[Exercise aim] Copy all lines of the listing that include the string "title".
## Start
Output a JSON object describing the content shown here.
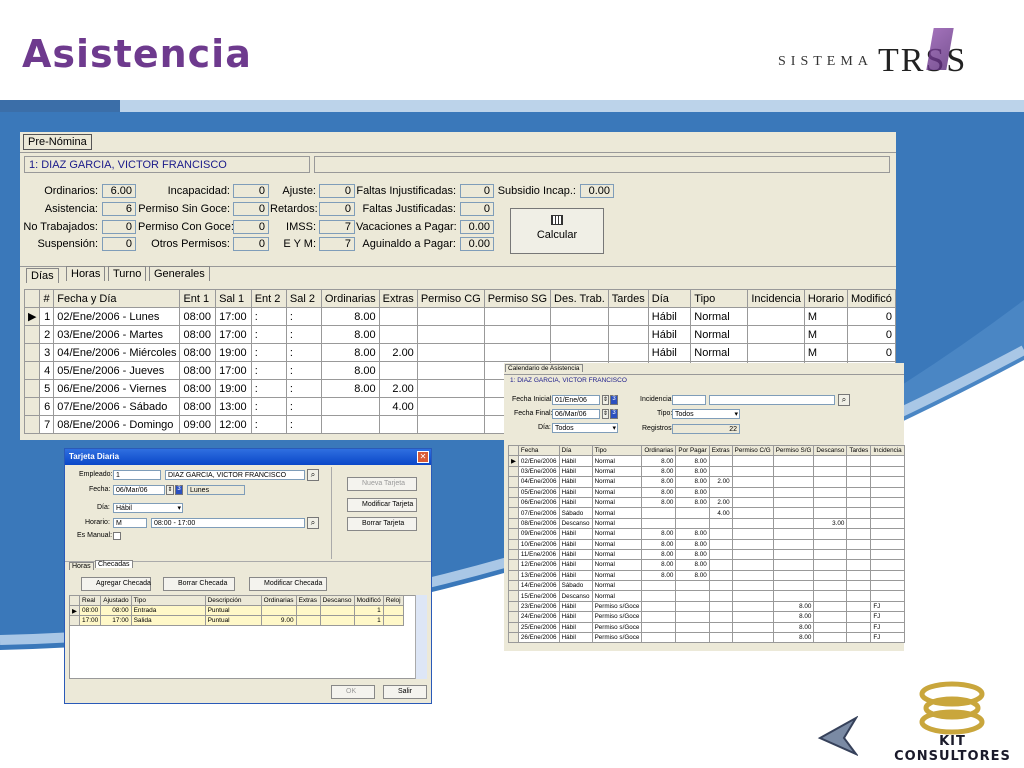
{
  "slide": {
    "title": "Asistencia",
    "logo_left": "SISTEMA",
    "logo_right": "TRSS",
    "footer_logo": "KIT CONSULTORES"
  },
  "prenomina": {
    "tab": "Pre-Nómina",
    "employee": "1: DIAZ GARCIA, VICTOR FRANCISCO",
    "fields": [
      {
        "label": "Ordinarios:",
        "value": "6.00"
      },
      {
        "label": "Asistencia:",
        "value": "6"
      },
      {
        "label": "No Trabajados:",
        "value": "0"
      },
      {
        "label": "Suspensión:",
        "value": "0"
      },
      {
        "label": "Incapacidad:",
        "value": "0"
      },
      {
        "label": "Permiso Sin Goce:",
        "value": "0"
      },
      {
        "label": "Permiso Con Goce:",
        "value": "0"
      },
      {
        "label": "Otros Permisos:",
        "value": "0"
      },
      {
        "label": "Ajuste:",
        "value": "0"
      },
      {
        "label": "Retardos:",
        "value": "0"
      },
      {
        "label": "IMSS:",
        "value": "7"
      },
      {
        "label": "E Y M:",
        "value": "7"
      },
      {
        "label": "Faltas Injustificadas:",
        "value": "0"
      },
      {
        "label": "Faltas Justificadas:",
        "value": "0"
      },
      {
        "label": "Vacaciones a Pagar:",
        "value": "0.00"
      },
      {
        "label": "Aguinaldo a Pagar:",
        "value": "0.00"
      },
      {
        "label": "Subsidio Incap.:",
        "value": "0.00"
      }
    ],
    "calc_button": "Calcular",
    "subtabs": [
      "Días",
      "Horas",
      "Turno",
      "Generales"
    ],
    "columns": [
      "#",
      "Fecha y Día",
      "Ent 1",
      "Sal 1",
      "Ent 2",
      "Sal 2",
      "Ordinarias",
      "Extras",
      "Permiso CG",
      "Permiso SG",
      "Des. Trab.",
      "Tardes",
      "Día",
      "Tipo",
      "Incidencia",
      "Horario",
      "Modificó"
    ],
    "rows": [
      [
        "1",
        "02/Ene/2006 - Lunes",
        "08:00",
        "17:00",
        ":",
        ":",
        "8.00",
        "",
        "",
        "",
        "",
        "",
        "Hábil",
        "Normal",
        "",
        "M",
        "0"
      ],
      [
        "2",
        "03/Ene/2006 - Martes",
        "08:00",
        "17:00",
        ":",
        ":",
        "8.00",
        "",
        "",
        "",
        "",
        "",
        "Hábil",
        "Normal",
        "",
        "M",
        "0"
      ],
      [
        "3",
        "04/Ene/2006 - Miércoles",
        "08:00",
        "19:00",
        ":",
        ":",
        "8.00",
        "2.00",
        "",
        "",
        "",
        "",
        "Hábil",
        "Normal",
        "",
        "M",
        "0"
      ],
      [
        "4",
        "05/Ene/2006 - Jueves",
        "08:00",
        "17:00",
        ":",
        ":",
        "8.00",
        "",
        "",
        "",
        "",
        "",
        "",
        "",
        "",
        "",
        ""
      ],
      [
        "5",
        "06/Ene/2006 - Viernes",
        "08:00",
        "19:00",
        ":",
        ":",
        "8.00",
        "2.00",
        "",
        "",
        "",
        "",
        "",
        "",
        "",
        "",
        ""
      ],
      [
        "6",
        "07/Ene/2006 - Sábado",
        "08:00",
        "13:00",
        ":",
        ":",
        "",
        "4.00",
        "",
        "",
        "",
        "",
        "",
        "",
        "",
        "",
        ""
      ],
      [
        "7",
        "08/Ene/2006 - Domingo",
        "09:00",
        "12:00",
        ":",
        ":",
        "",
        "",
        "",
        "",
        "",
        "",
        "",
        "",
        "",
        "",
        ""
      ]
    ]
  },
  "tarjeta": {
    "title": "Tarjeta Diaria",
    "close": "✕",
    "empleado_label": "Empleado:",
    "empleado_id": "1",
    "empleado_name": "DIAZ GARCIA, VICTOR FRANCISCO",
    "fecha_label": "Fecha:",
    "fecha": "06/Mar/06",
    "dia_semana": "Lunes",
    "dia_label": "Día:",
    "dia": "Hábil",
    "horario_label": "Horario:",
    "horario_code": "M",
    "horario": "08:00 - 17:00",
    "manual_label": "Es Manual:",
    "nueva": "Nueva Tarjeta",
    "modificar": "Modificar Tarjeta",
    "borrar": "Borrar Tarjeta",
    "tabs": [
      "Horas",
      "Checadas"
    ],
    "agregar": "Agregar Checada",
    "borrar_checada": "Borrar Checada",
    "modificar_checada": "Modificar Checada",
    "columns": [
      "Real",
      "Ajustado",
      "Tipo",
      "Descripción",
      "Ordinarias",
      "Extras",
      "Descanso",
      "Modificó",
      "Reloj"
    ],
    "rows": [
      [
        "08:00",
        "08:00",
        "Entrada",
        "Puntual",
        "",
        "",
        "",
        "1",
        ""
      ],
      [
        "17:00",
        "17:00",
        "Salida",
        "Puntual",
        "9.00",
        "",
        "",
        "1",
        ""
      ]
    ],
    "ok": "OK",
    "salir": "Salir"
  },
  "calendario": {
    "tab": "Calendario de Asistencia",
    "employee": "1: DIAZ GARCIA, VICTOR FRANCISCO",
    "fecha_inicial_label": "Fecha Inicial:",
    "fecha_inicial": "01/Ene/06",
    "fecha_final_label": "Fecha Final:",
    "fecha_final": "06/Mar/06",
    "dia_label": "Día:",
    "dia": "Todos",
    "incidencia_label": "Incidencia:",
    "tipo_label": "Tipo:",
    "tipo": "Todos",
    "registros_label": "Registros:",
    "registros": "22",
    "columns": [
      "Fecha",
      "Día",
      "Tipo",
      "Ordinarias",
      "Por Pagar",
      "Extras",
      "Permiso C/G",
      "Permiso S/G",
      "Descanso",
      "Tardes",
      "Incidencia"
    ],
    "rows": [
      [
        "02/Ene/2006",
        "Hábil",
        "Normal",
        "8.00",
        "8.00",
        "",
        "",
        "",
        "",
        "",
        ""
      ],
      [
        "03/Ene/2006",
        "Hábil",
        "Normal",
        "8.00",
        "8.00",
        "",
        "",
        "",
        "",
        "",
        ""
      ],
      [
        "04/Ene/2006",
        "Hábil",
        "Normal",
        "8.00",
        "8.00",
        "2.00",
        "",
        "",
        "",
        "",
        ""
      ],
      [
        "05/Ene/2006",
        "Hábil",
        "Normal",
        "8.00",
        "8.00",
        "",
        "",
        "",
        "",
        "",
        ""
      ],
      [
        "06/Ene/2006",
        "Hábil",
        "Normal",
        "8.00",
        "8.00",
        "2.00",
        "",
        "",
        "",
        "",
        ""
      ],
      [
        "07/Ene/2006",
        "Sábado",
        "Normal",
        "",
        "",
        "4.00",
        "",
        "",
        "",
        "",
        ""
      ],
      [
        "08/Ene/2006",
        "Descanso",
        "Normal",
        "",
        "",
        "",
        "",
        "",
        "3.00",
        "",
        ""
      ],
      [
        "09/Ene/2006",
        "Hábil",
        "Normal",
        "8.00",
        "8.00",
        "",
        "",
        "",
        "",
        "",
        ""
      ],
      [
        "10/Ene/2006",
        "Hábil",
        "Normal",
        "8.00",
        "8.00",
        "",
        "",
        "",
        "",
        "",
        ""
      ],
      [
        "11/Ene/2006",
        "Hábil",
        "Normal",
        "8.00",
        "8.00",
        "",
        "",
        "",
        "",
        "",
        ""
      ],
      [
        "12/Ene/2006",
        "Hábil",
        "Normal",
        "8.00",
        "8.00",
        "",
        "",
        "",
        "",
        "",
        ""
      ],
      [
        "13/Ene/2006",
        "Hábil",
        "Normal",
        "8.00",
        "8.00",
        "",
        "",
        "",
        "",
        "",
        ""
      ],
      [
        "14/Ene/2006",
        "Sábado",
        "Normal",
        "",
        "",
        "",
        "",
        "",
        "",
        "",
        ""
      ],
      [
        "15/Ene/2006",
        "Descanso",
        "Normal",
        "",
        "",
        "",
        "",
        "",
        "",
        "",
        ""
      ],
      [
        "23/Ene/2006",
        "Hábil",
        "Permiso s/Goce",
        "",
        "",
        "",
        "",
        "8.00",
        "",
        "",
        "FJ"
      ],
      [
        "24/Ene/2006",
        "Hábil",
        "Permiso s/Goce",
        "",
        "",
        "",
        "",
        "8.00",
        "",
        "",
        "FJ"
      ],
      [
        "25/Ene/2006",
        "Hábil",
        "Permiso s/Goce",
        "",
        "",
        "",
        "",
        "8.00",
        "",
        "",
        "FJ"
      ],
      [
        "26/Ene/2006",
        "Hábil",
        "Permiso s/Goce",
        "",
        "",
        "",
        "",
        "8.00",
        "",
        "",
        "FJ"
      ]
    ]
  }
}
## End
[Reply]
    "title": "Asistencia",
    "title": "Tarjeta Diaria",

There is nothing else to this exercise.